▶ **Instruction**:
Please pull out every line that includes the string "name".
--------------------------------------------------
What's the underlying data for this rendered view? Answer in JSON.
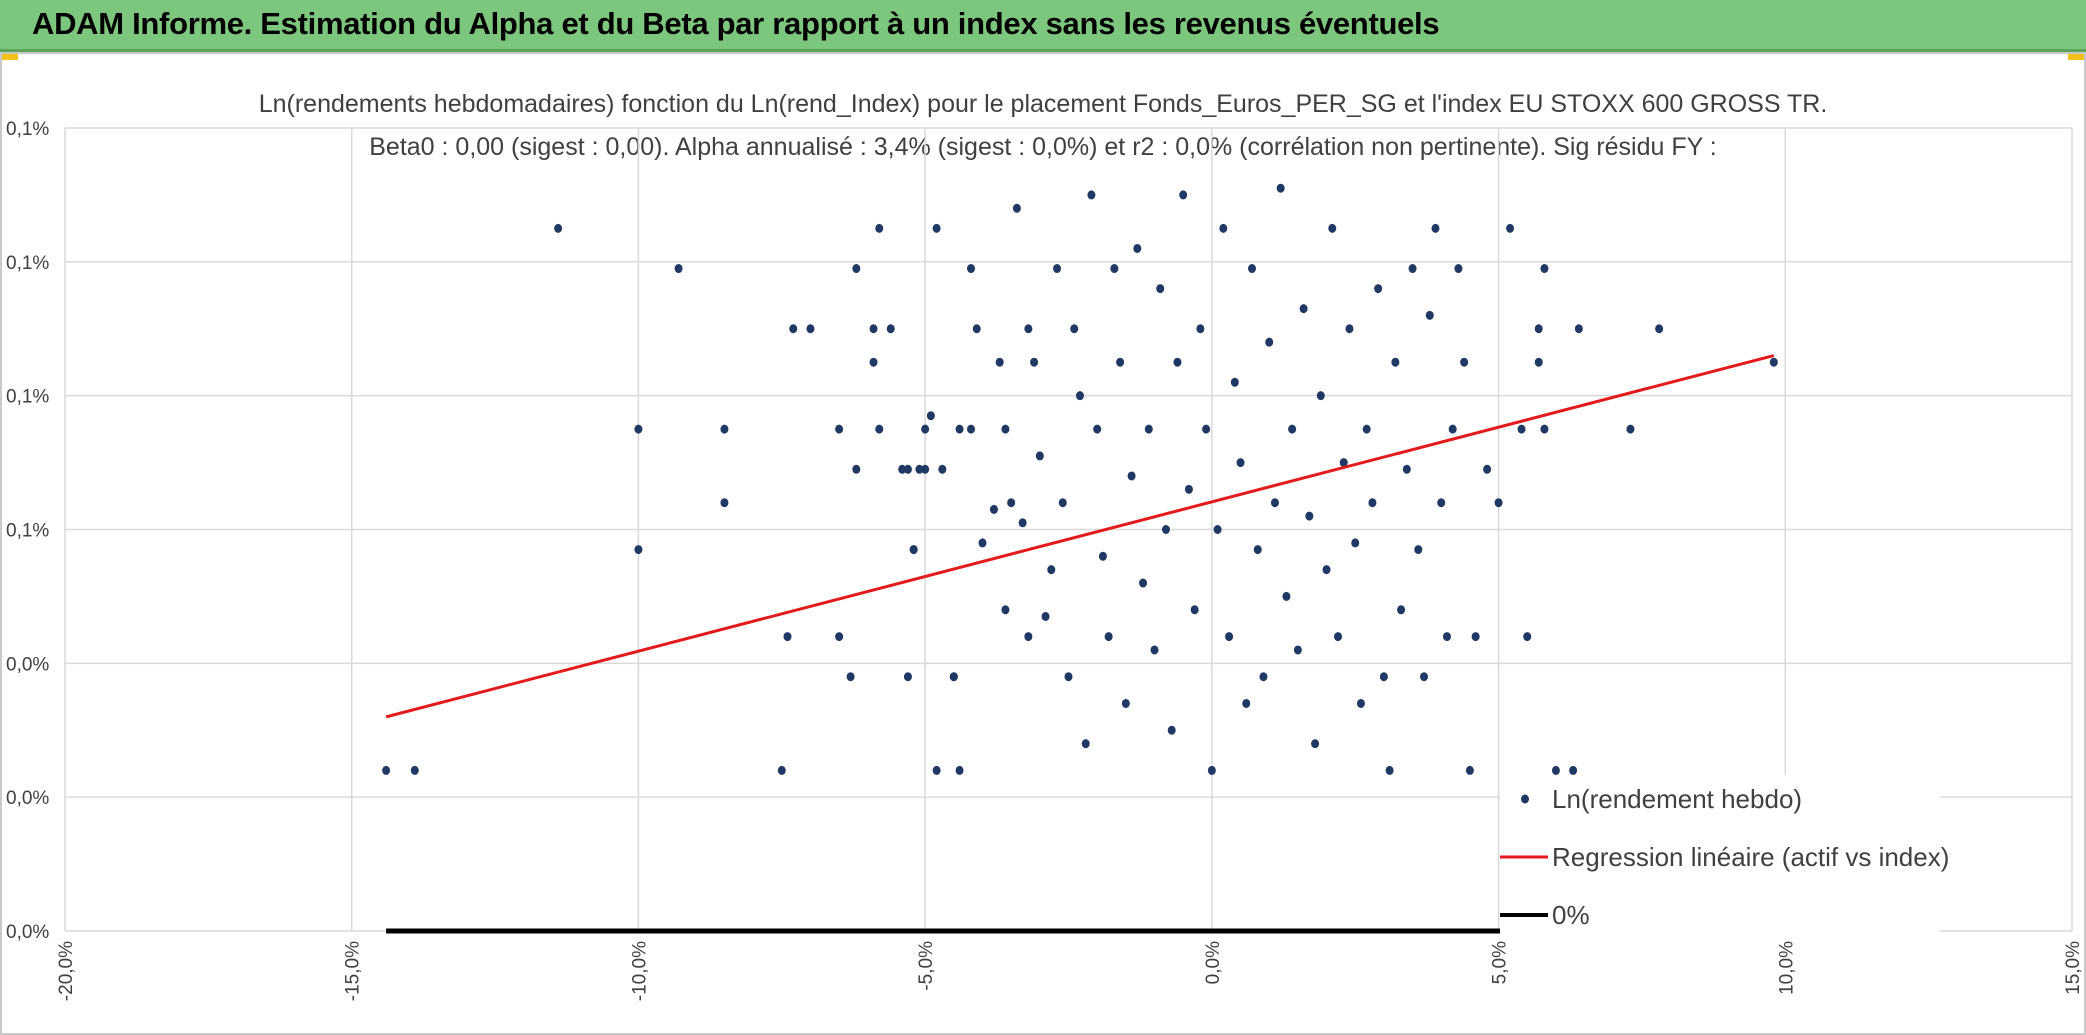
{
  "header": {
    "title": "ADAM Informe. Estimation du Alpha et du Beta par rapport à un index sans les revenus éventuels"
  },
  "colors": {
    "banner": "#7dc67d",
    "points": "#203864",
    "regression": "#e31a1c",
    "zero_line": "#000000",
    "grid": "#d9d9d9",
    "accent": "#f2c21b"
  },
  "chart_data": {
    "type": "scatter",
    "title": "Ln(rendements hebdomadaires) fonction du Ln(rend_Index) pour le placement Fonds_Euros_PER_SG et l'index EU STOXX 600 GROSS TR.",
    "subtitle": "Beta0 : 0,00 (sigest : 0,00). Alpha annualisé : 3,4% (sigest : 0,0%) et r2 : 0,0% (corrélation non pertinente). Sig résidu FY :",
    "xlim": [
      -0.2,
      0.15
    ],
    "ylim": [
      0.0,
      0.0012
    ],
    "x_ticks": [
      {
        "value": -0.2,
        "label": "-20,0%"
      },
      {
        "value": -0.15,
        "label": "-15,0%"
      },
      {
        "value": -0.1,
        "label": "-10,0%"
      },
      {
        "value": -0.05,
        "label": "-5,0%"
      },
      {
        "value": 0.0,
        "label": "0,0%"
      },
      {
        "value": 0.05,
        "label": "5,0%"
      },
      {
        "value": 0.1,
        "label": "10,0%"
      },
      {
        "value": 0.15,
        "label": "15,0%"
      }
    ],
    "y_ticks": [
      {
        "value": 0.0,
        "label": "0,0%"
      },
      {
        "value": 0.0002,
        "label": "0,0%"
      },
      {
        "value": 0.0004,
        "label": "0,0%"
      },
      {
        "value": 0.0006,
        "label": "0,1%"
      },
      {
        "value": 0.0008,
        "label": "0,1%"
      },
      {
        "value": 0.001,
        "label": "0,1%"
      },
      {
        "value": 0.0012,
        "label": "0,1%"
      }
    ],
    "legend_position": "bottom-right",
    "grid": true,
    "series": [
      {
        "name": "Ln(rendement hebdo)",
        "kind": "scatter",
        "points": [
          [
            -0.144,
            0.00024
          ],
          [
            -0.139,
            0.00024
          ],
          [
            -0.114,
            0.00105
          ],
          [
            -0.093,
            0.00099
          ],
          [
            -0.1,
            0.00075
          ],
          [
            -0.085,
            0.00075
          ],
          [
            -0.085,
            0.00064
          ],
          [
            -0.1,
            0.00057
          ],
          [
            -0.075,
            0.00024
          ],
          [
            -0.074,
            0.00044
          ],
          [
            -0.073,
            0.0009
          ],
          [
            -0.07,
            0.0009
          ],
          [
            -0.065,
            0.00075
          ],
          [
            -0.065,
            0.00044
          ],
          [
            -0.063,
            0.00038
          ],
          [
            -0.062,
            0.00069
          ],
          [
            -0.062,
            0.00099
          ],
          [
            -0.059,
            0.0009
          ],
          [
            -0.059,
            0.00085
          ],
          [
            -0.058,
            0.00105
          ],
          [
            -0.058,
            0.00075
          ],
          [
            -0.056,
            0.0009
          ],
          [
            -0.054,
            0.00069
          ],
          [
            -0.053,
            0.00069
          ],
          [
            -0.053,
            0.00038
          ],
          [
            -0.052,
            0.00057
          ],
          [
            -0.052,
            0.00057
          ],
          [
            -0.051,
            0.00069
          ],
          [
            -0.05,
            0.00069
          ],
          [
            -0.05,
            0.00075
          ],
          [
            -0.049,
            0.00077
          ],
          [
            -0.048,
            0.00105
          ],
          [
            -0.047,
            0.00069
          ],
          [
            -0.045,
            0.00038
          ],
          [
            -0.044,
            0.00075
          ],
          [
            -0.042,
            0.00075
          ],
          [
            -0.048,
            0.00024
          ],
          [
            -0.044,
            0.00024
          ],
          [
            -0.045,
            0.00038
          ],
          [
            -0.042,
            0.00099
          ],
          [
            -0.041,
            0.0009
          ],
          [
            -0.04,
            0.00058
          ],
          [
            -0.038,
            0.00063
          ],
          [
            -0.037,
            0.00085
          ],
          [
            -0.036,
            0.00048
          ],
          [
            -0.036,
            0.00075
          ],
          [
            -0.035,
            0.00064
          ],
          [
            -0.034,
            0.00108
          ],
          [
            -0.033,
            0.00061
          ],
          [
            -0.032,
            0.00044
          ],
          [
            -0.032,
            0.0009
          ],
          [
            -0.031,
            0.00085
          ],
          [
            -0.03,
            0.00071
          ],
          [
            -0.029,
            0.00047
          ],
          [
            -0.028,
            0.00054
          ],
          [
            -0.027,
            0.00099
          ],
          [
            -0.026,
            0.00064
          ],
          [
            -0.025,
            0.00038
          ],
          [
            -0.024,
            0.0009
          ],
          [
            -0.023,
            0.0008
          ],
          [
            -0.022,
            0.00028
          ],
          [
            -0.021,
            0.0011
          ],
          [
            -0.02,
            0.00075
          ],
          [
            -0.019,
            0.00056
          ],
          [
            -0.018,
            0.00044
          ],
          [
            -0.017,
            0.00099
          ],
          [
            -0.016,
            0.00085
          ],
          [
            -0.015,
            0.00034
          ],
          [
            -0.014,
            0.00068
          ],
          [
            -0.013,
            0.00102
          ],
          [
            -0.012,
            0.00052
          ],
          [
            -0.011,
            0.00075
          ],
          [
            -0.01,
            0.00042
          ],
          [
            -0.009,
            0.00096
          ],
          [
            -0.008,
            0.0006
          ],
          [
            -0.007,
            0.0003
          ],
          [
            -0.006,
            0.00085
          ],
          [
            -0.005,
            0.0011
          ],
          [
            -0.004,
            0.00066
          ],
          [
            -0.003,
            0.00048
          ],
          [
            -0.002,
            0.0009
          ],
          [
            -0.001,
            0.00075
          ],
          [
            0.0,
            0.00024
          ],
          [
            0.001,
            0.0006
          ],
          [
            0.002,
            0.00105
          ],
          [
            0.003,
            0.00044
          ],
          [
            0.004,
            0.00082
          ],
          [
            0.005,
            0.0007
          ],
          [
            0.006,
            0.00034
          ],
          [
            0.007,
            0.00099
          ],
          [
            0.008,
            0.00057
          ],
          [
            0.009,
            0.00038
          ],
          [
            0.01,
            0.00088
          ],
          [
            0.011,
            0.00064
          ],
          [
            0.012,
            0.00111
          ],
          [
            0.013,
            0.0005
          ],
          [
            0.014,
            0.00075
          ],
          [
            0.015,
            0.00042
          ],
          [
            0.016,
            0.00093
          ],
          [
            0.017,
            0.00062
          ],
          [
            0.018,
            0.00028
          ],
          [
            0.019,
            0.0008
          ],
          [
            0.02,
            0.00054
          ],
          [
            0.021,
            0.00105
          ],
          [
            0.022,
            0.00044
          ],
          [
            0.023,
            0.0007
          ],
          [
            0.024,
            0.0009
          ],
          [
            0.025,
            0.00058
          ],
          [
            0.026,
            0.00034
          ],
          [
            0.027,
            0.00075
          ],
          [
            0.028,
            0.00064
          ],
          [
            0.029,
            0.00096
          ],
          [
            0.03,
            0.00038
          ],
          [
            0.031,
            0.00024
          ],
          [
            0.032,
            0.00085
          ],
          [
            0.033,
            0.00048
          ],
          [
            0.034,
            0.00069
          ],
          [
            0.035,
            0.00099
          ],
          [
            0.036,
            0.00057
          ],
          [
            0.037,
            0.00038
          ],
          [
            0.038,
            0.00092
          ],
          [
            0.039,
            0.00105
          ],
          [
            0.04,
            0.00064
          ],
          [
            0.041,
            0.00044
          ],
          [
            0.042,
            0.00075
          ],
          [
            0.043,
            0.00099
          ],
          [
            0.044,
            0.00085
          ],
          [
            0.045,
            0.00024
          ],
          [
            0.046,
            0.00044
          ],
          [
            0.048,
            0.00069
          ],
          [
            0.05,
            0.00064
          ],
          [
            0.052,
            0.00105
          ],
          [
            0.054,
            0.00075
          ],
          [
            0.055,
            0.00044
          ],
          [
            0.057,
            0.0009
          ],
          [
            0.058,
            0.00099
          ],
          [
            0.06,
            0.00024
          ],
          [
            0.063,
            0.00024
          ],
          [
            0.064,
            0.0009
          ],
          [
            0.073,
            0.00075
          ],
          [
            0.078,
            0.0009
          ],
          [
            0.098,
            0.00085
          ],
          [
            0.058,
            0.00075
          ],
          [
            0.057,
            0.00085
          ]
        ]
      },
      {
        "name": "Regression linéaire (actif vs index)",
        "kind": "line",
        "points": [
          [
            -0.144,
            0.00032
          ],
          [
            0.098,
            0.00086
          ]
        ]
      },
      {
        "name": "0%",
        "kind": "line",
        "points": [
          [
            -0.144,
            0.0
          ],
          [
            0.098,
            0.0
          ]
        ]
      }
    ]
  }
}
--------------------------------------------------
▶ **Finished task**:
        "name": "Ln(rendement hebdo)",
        "name": "Regression linéaire (actif vs index)",
        "name": "0%",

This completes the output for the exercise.